DATA SUPPLIED start

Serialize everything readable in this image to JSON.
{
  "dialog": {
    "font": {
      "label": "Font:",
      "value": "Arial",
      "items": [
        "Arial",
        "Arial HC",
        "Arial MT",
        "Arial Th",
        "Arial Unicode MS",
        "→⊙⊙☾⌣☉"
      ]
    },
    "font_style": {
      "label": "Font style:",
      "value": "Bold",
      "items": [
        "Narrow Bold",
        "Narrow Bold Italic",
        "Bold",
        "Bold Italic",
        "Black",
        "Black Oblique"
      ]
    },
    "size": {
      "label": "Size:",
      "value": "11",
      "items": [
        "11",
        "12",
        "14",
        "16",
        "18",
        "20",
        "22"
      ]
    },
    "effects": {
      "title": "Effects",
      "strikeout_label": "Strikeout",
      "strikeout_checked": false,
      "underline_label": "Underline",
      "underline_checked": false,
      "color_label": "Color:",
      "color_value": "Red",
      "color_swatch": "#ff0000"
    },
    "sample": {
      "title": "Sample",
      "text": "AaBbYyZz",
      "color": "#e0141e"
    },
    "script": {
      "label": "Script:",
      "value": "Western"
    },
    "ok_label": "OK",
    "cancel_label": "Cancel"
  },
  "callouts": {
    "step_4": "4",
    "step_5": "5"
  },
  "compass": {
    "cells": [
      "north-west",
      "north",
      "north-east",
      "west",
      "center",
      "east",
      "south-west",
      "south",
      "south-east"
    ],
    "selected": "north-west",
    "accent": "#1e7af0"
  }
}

DATA SUPPLIED end

> [TO BE DONE]
Extract the data exactly as given.

> [FULL SOLUTION]
Serialize everything readable in this image to JSON.
{
  "dialog": {
    "font": {
      "label": "Font:",
      "value": "Arial",
      "items": [
        "Arial",
        "Arial HC",
        "Arial MT",
        "Arial Th",
        "Arial Unicode MS",
        "→⊙⊙☾⌣☉"
      ]
    },
    "font_style": {
      "label": "Font style:",
      "value": "Bold",
      "items": [
        "Narrow Bold",
        "Narrow Bold Italic",
        "Bold",
        "Bold Italic",
        "Black",
        "Black Oblique"
      ]
    },
    "size": {
      "label": "Size:",
      "value": "11",
      "items": [
        "11",
        "12",
        "14",
        "16",
        "18",
        "20",
        "22"
      ]
    },
    "effects": {
      "title": "Effects",
      "strikeout_label": "Strikeout",
      "strikeout_checked": false,
      "underline_label": "Underline",
      "underline_checked": false,
      "color_label": "Color:",
      "color_value": "Red",
      "color_swatch": "#ff0000"
    },
    "sample": {
      "title": "Sample",
      "text": "AaBbYyZz",
      "color": "#e0141e"
    },
    "script": {
      "label": "Script:",
      "value": "Western"
    },
    "ok_label": "OK",
    "cancel_label": "Cancel"
  },
  "callouts": {
    "step_4": "4",
    "step_5": "5"
  },
  "compass": {
    "cells": [
      "north-west",
      "north",
      "north-east",
      "west",
      "center",
      "east",
      "south-west",
      "south",
      "south-east"
    ],
    "selected": "north-west",
    "accent": "#1e7af0"
  }
}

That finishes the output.